Return the material word for word. Do not include the pictures.

[Material for the task]:
· · · · · · ·

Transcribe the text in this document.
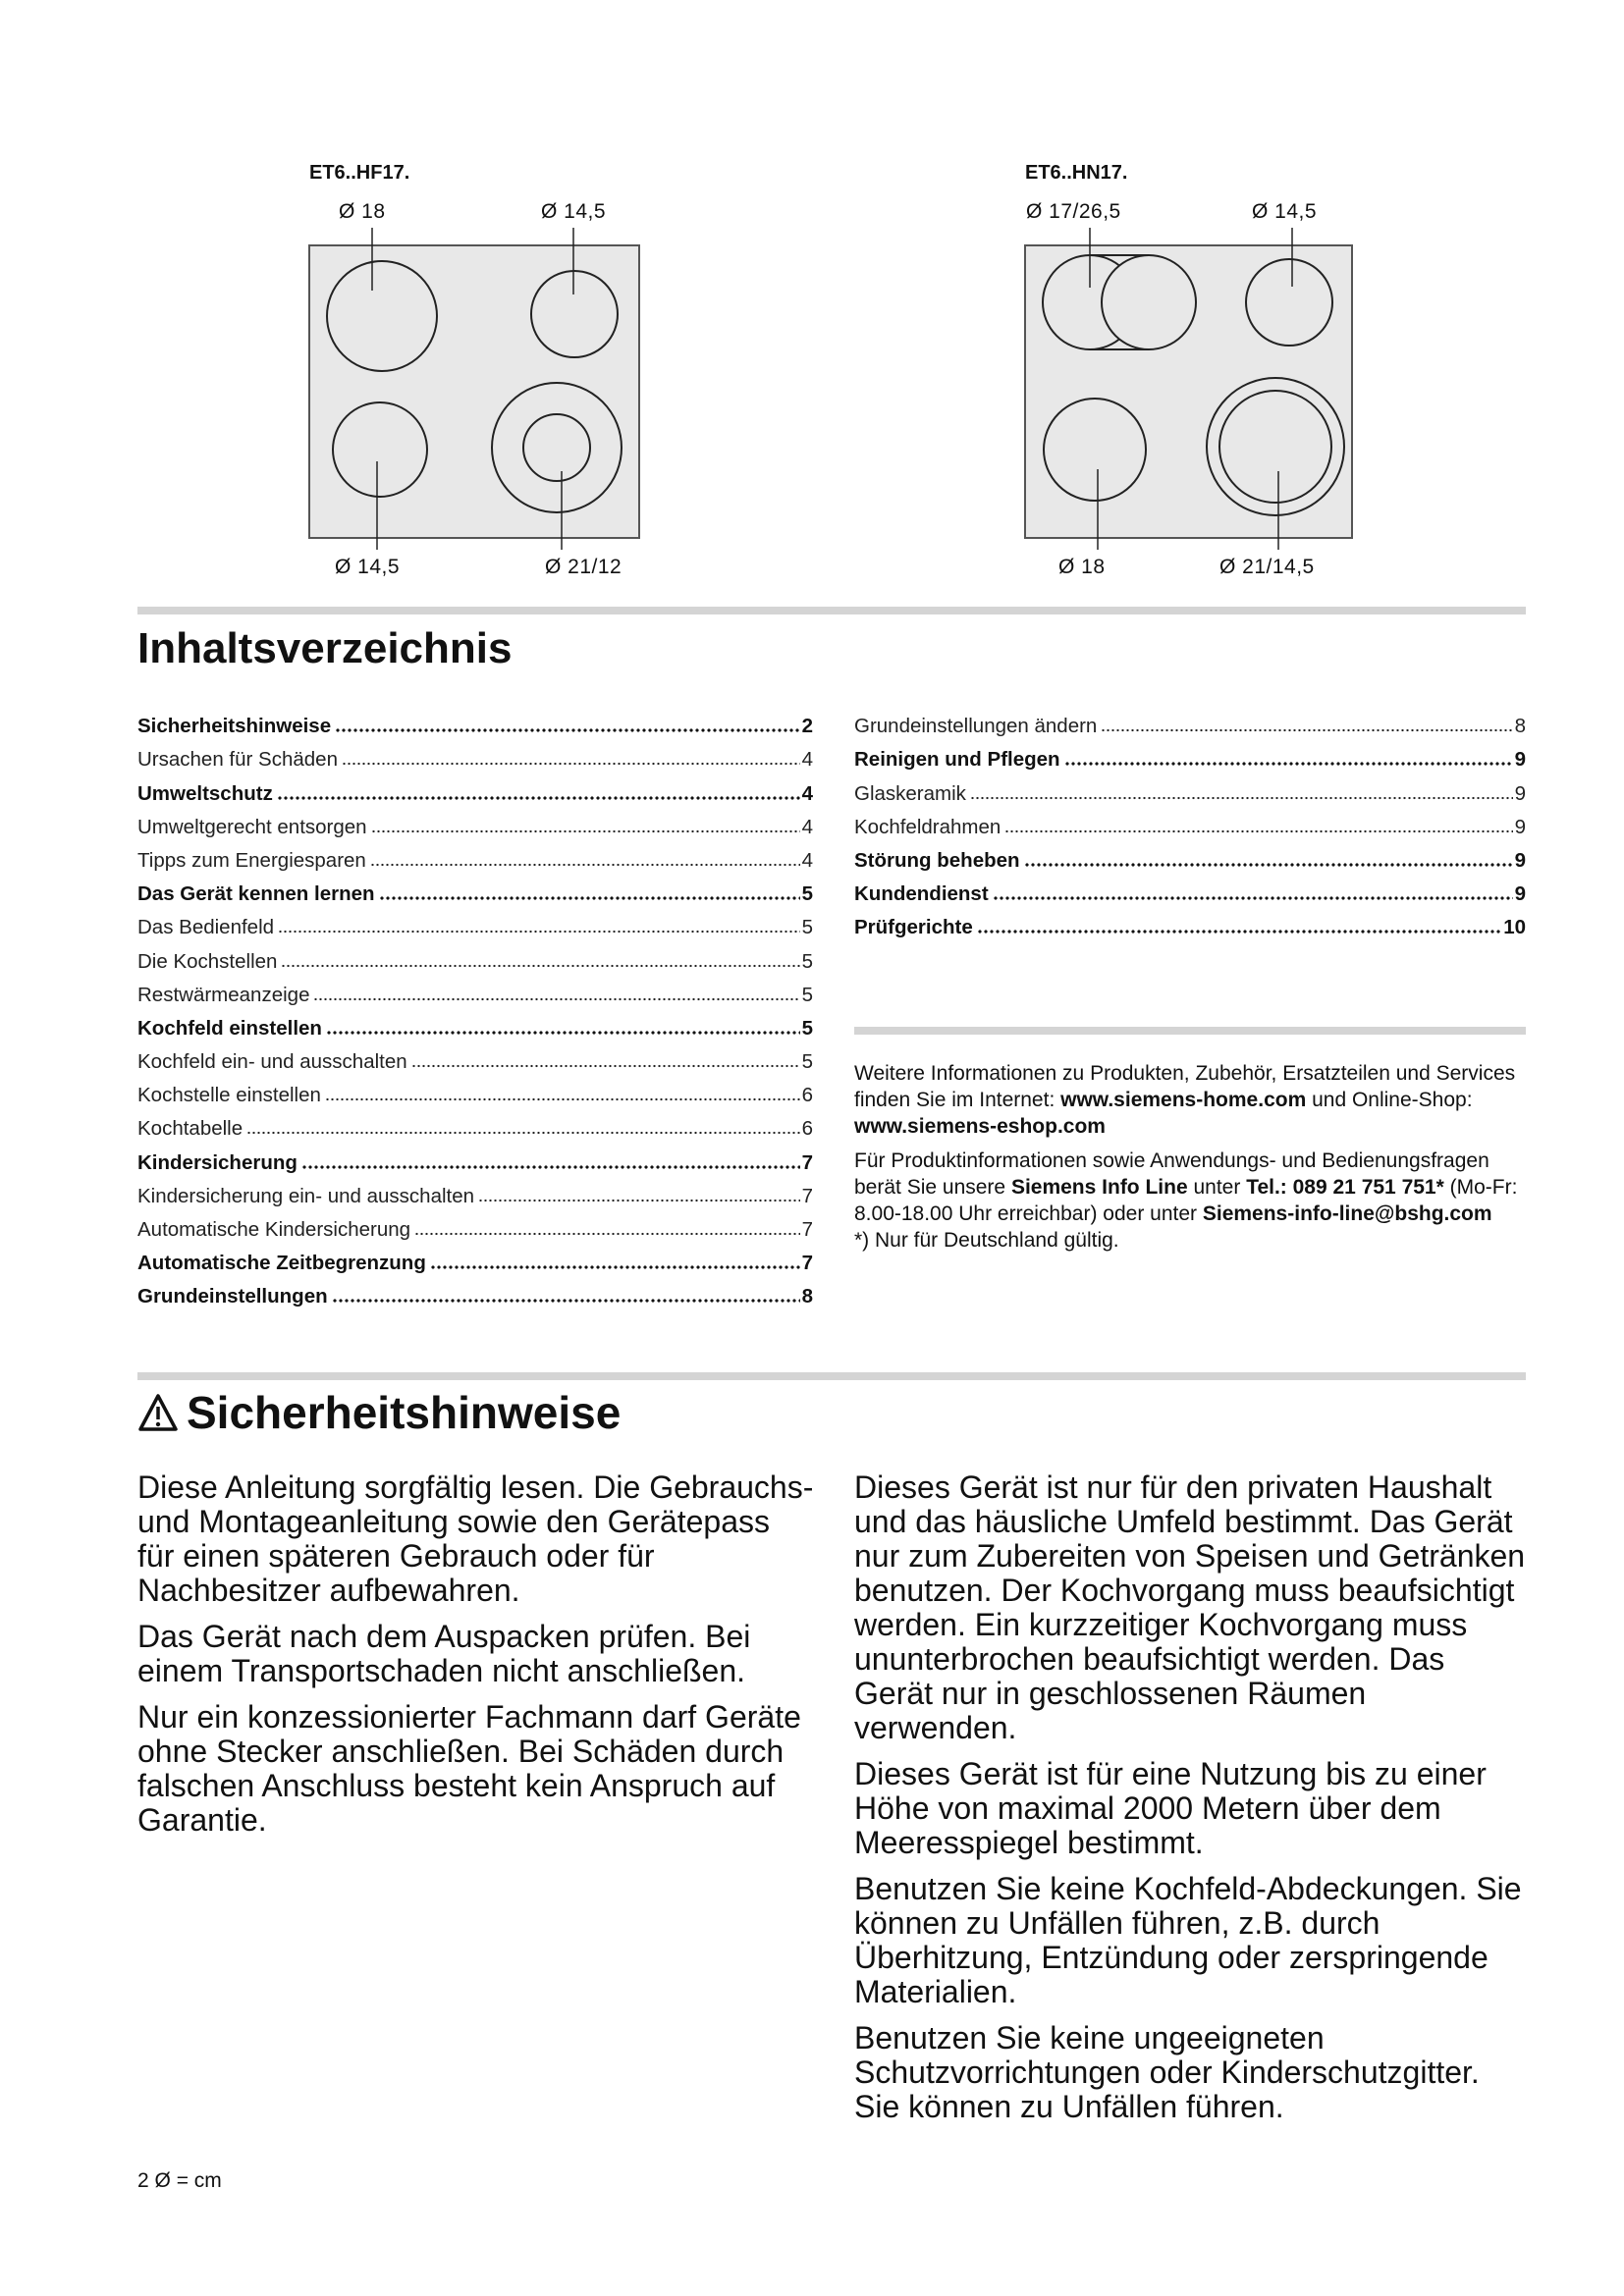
ET6..HF17.
Ø 18	Ø 14,5
Ø 14,5	Ø 21/12
ET6..HN17.
Ø 17/26,5	Ø 14,5
Ø 18	Ø 21/14,5
Inhaltsverzeichnis
Sicherheitshinweise	2
Ursachen für Schäden	4
Umweltschutz	4
Umweltgerecht entsorgen	4
Tipps zum Energiesparen	4
Das Gerät kennen lernen	5
Das Bedienfeld	5
Die Kochstellen	5
Restwärmeanzeige	5
Kochfeld einstellen	5
Kochfeld ein- und ausschalten	5
Kochstelle einstellen	6
Kochtabelle	6
Kindersicherung	7
Kindersicherung ein- und ausschalten	7
Automatische Kindersicherung	7
Automatische Zeitbegrenzung	7
Grundeinstellungen	8
Grundeinstellungen ändern	8
Reinigen und Pflegen	9
Glaskeramik	9
Kochfeldrahmen	9
Störung beheben	9
Kundendienst	9
Prüfgerichte	10

Weitere Informationen zu Produkten, Zubehör, Ersatzteilen und Services finden Sie im Internet: www.siemens-home.com und Online-Shop: www.siemens-eshop.com

Für Produktinformationen sowie Anwendungs- und Bedienungsfragen berät Sie unsere Siemens Info Line unter Tel.: 089 21 751 751* (Mo-Fr: 8.00-18.00 Uhr erreichbar) oder unter Siemens-info-line@bshg.com

*) Nur für Deutschland gültig.
Sicherheitshinweise

Diese Anleitung sorgfältig lesen. Die Gebrauchs- und Montageanleitung sowie den Gerätepass für einen späteren Gebrauch oder für Nachbesitzer aufbewahren.

Das Gerät nach dem Auspacken prüfen. Bei einem Transportschaden nicht anschließen.

Nur ein konzessionierter Fachmann darf Geräte ohne Stecker anschließen. Bei Schäden durch falschen Anschluss besteht kein Anspruch auf Garantie.

Dieses Gerät ist nur für den privaten Haushalt und das häusliche Umfeld bestimmt. Das Gerät nur zum Zubereiten von Speisen und Getränken benutzen. Der Kochvorgang muss beaufsichtigt werden. Ein kurzzeitiger Kochvorgang muss ununterbrochen beaufsichtigt werden. Das Gerät nur in geschlossenen Räumen verwenden.

Dieses Gerät ist für eine Nutzung bis zu einer Höhe von maximal 2000 Metern über dem Meeresspiegel bestimmt.

Benutzen Sie keine Kochfeld-Abdeckungen. Sie können zu Unfällen führen, z.B. durch Überhitzung, Entzündung oder zerspringende Materialien.

Benutzen Sie keine ungeeigneten Schutzvorrichtungen oder Kinderschutzgitter. Sie können zu Unfällen führen.

2 Ø = cm
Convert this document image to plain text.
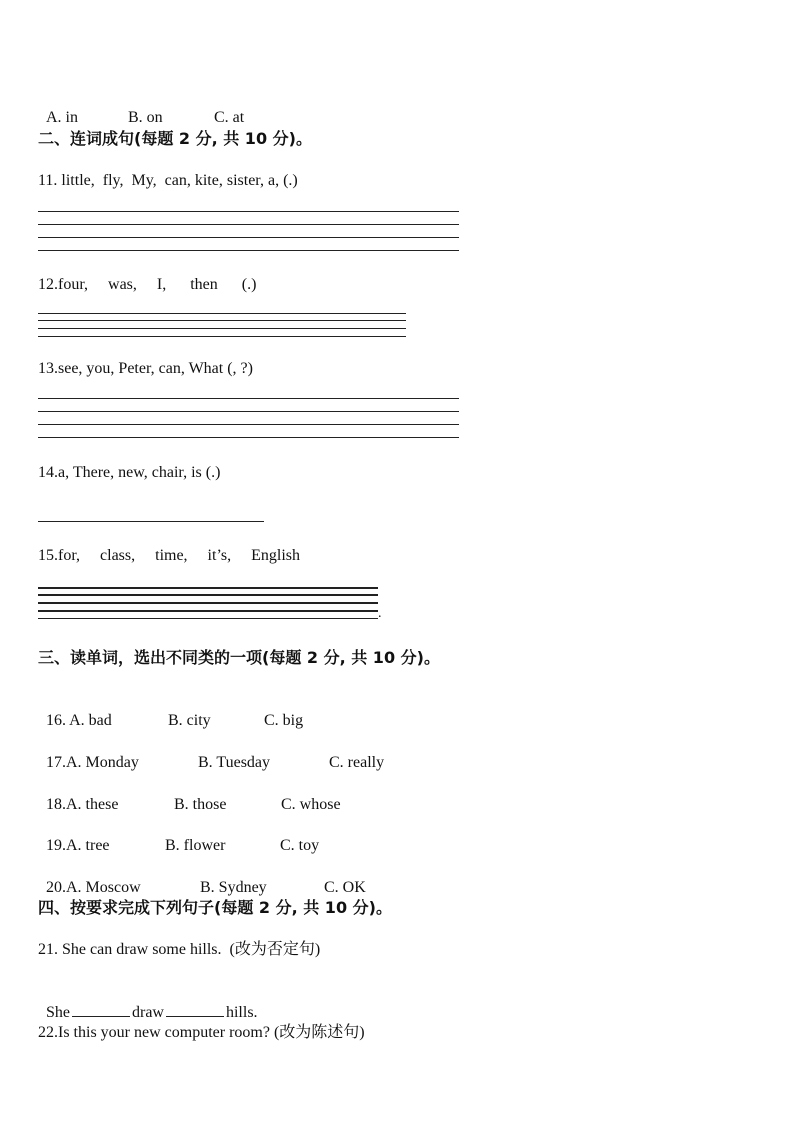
A. in	B. on	C. at

二、连词成句(每题 2 分, 共 10 分)。
11. little,  fly,  My,  can, kite, sister, a, (.)
12.four,     was,     I,      then      (.)
13.see, you, Peter, can, What (, ?)
14.a, There, new, chair, is (.)
15.for,     class,     time,     it’s,     English
.
三、读单词，选出不同类的一项(每题 2 分, 共 10 分)。

16. A. bad	B. city	C. big

17.A. Monday	B. Tuesday	C. really

18.A. these	B. those	C. whose

19.A. tree	B. flower	C. toy

20.A. Moscow	B. Sydney	C. OK

四、按要求完成下列句子(每题 2 分, 共 10 分)。
21. She can draw some hills.  (改为否定句)

She	draw	hills.

22.Is this your new computer room? (改为陈述句)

· · · · · · ·

[Final result]:
Transcribe the text in this document.
ET6..HF17.
Ø 18	Ø 14,5
Ø 14,5	Ø 21/12
ET6..HN17.
Ø 17/26,5	Ø 14,5
Ø 18	Ø 21/14,5
Inhaltsverzeichnis
Sicherheitshinweise	2
Ursachen für Schäden	4
Umweltschutz	4
Umweltgerecht entsorgen	4
Tipps zum Energiesparen	4
Das Gerät kennen lernen	5
Das Bedienfeld	5
Die Kochstellen	5
Restwärmeanzeige	5
Kochfeld einstellen	5
Kochfeld ein- und ausschalten	5
Kochstelle einstellen	6
Kochtabelle	6
Kindersicherung	7
Kindersicherung ein- und ausschalten	7
Automatische Kindersicherung	7
Automatische Zeitbegrenzung	7
Grundeinstellungen	8
Grundeinstellungen ändern	8
Reinigen und Pflegen	9
Glaskeramik	9
Kochfeldrahmen	9
Störung beheben	9
Kundendienst	9
Prüfgerichte	10

Weitere Informationen zu Produkten, Zubehör, Ersatzteilen und Services finden Sie im Internet: www.siemens-home.com und Online-Shop: www.siemens-eshop.com

Für Produktinformationen sowie Anwendungs- und Bedienungsfragen berät Sie unsere Siemens Info Line unter Tel.: 089 21 751 751* (Mo-Fr: 8.00-18.00 Uhr erreichbar) oder unter Siemens-info-line@bshg.com

*) Nur für Deutschland gültig.
Sicherheitshinweise

Diese Anleitung sorgfältig lesen. Die Gebrauchs- und Montageanleitung sowie den Gerätepass für einen späteren Gebrauch oder für Nachbesitzer aufbewahren.

Das Gerät nach dem Auspacken prüfen. Bei einem Transportschaden nicht anschließen.

Nur ein konzessionierter Fachmann darf Geräte ohne Stecker anschließen. Bei Schäden durch falschen Anschluss besteht kein Anspruch auf Garantie.

Dieses Gerät ist nur für den privaten Haushalt und das häusliche Umfeld bestimmt. Das Gerät nur zum Zubereiten von Speisen und Getränken benutzen. Der Kochvorgang muss beaufsichtigt werden. Ein kurzzeitiger Kochvorgang muss ununterbrochen beaufsichtigt werden. Das Gerät nur in geschlossenen Räumen verwenden.

Dieses Gerät ist für eine Nutzung bis zu einer Höhe von maximal 2000 Metern über dem Meeresspiegel bestimmt.

Benutzen Sie keine Kochfeld-Abdeckungen. Sie können zu Unfällen führen, z.B. durch Überhitzung, Entzündung oder zerspringende Materialien.

Benutzen Sie keine ungeeigneten Schutzvorrichtungen oder Kinderschutzgitter. Sie können zu Unfällen führen.

2 Ø = cm
Convert this document image to plain text.
A. in	B. on	C. at

二、连词成句(每题 2 分, 共 10 分)。
11. little,  fly,  My,  can, kite, sister, a, (.)
12.four,     was,     I,      then      (.)
13.see, you, Peter, can, What (, ?)
14.a, There, new, chair, is (.)
15.for,     class,     time,     it’s,     English
.
三、读单词，选出不同类的一项(每题 2 分, 共 10 分)。

16. A. bad	B. city	C. big

17.A. Monday	B. Tuesday	C. really

18.A. these	B. those	C. whose

19.A. tree	B. flower	C. toy

20.A. Moscow	B. Sydney	C. OK

四、按要求完成下列句子(每题 2 分, 共 10 分)。
21. She can draw some hills.  (改为否定句)

She	draw	hills.

22.Is this your new computer room? (改为陈述句)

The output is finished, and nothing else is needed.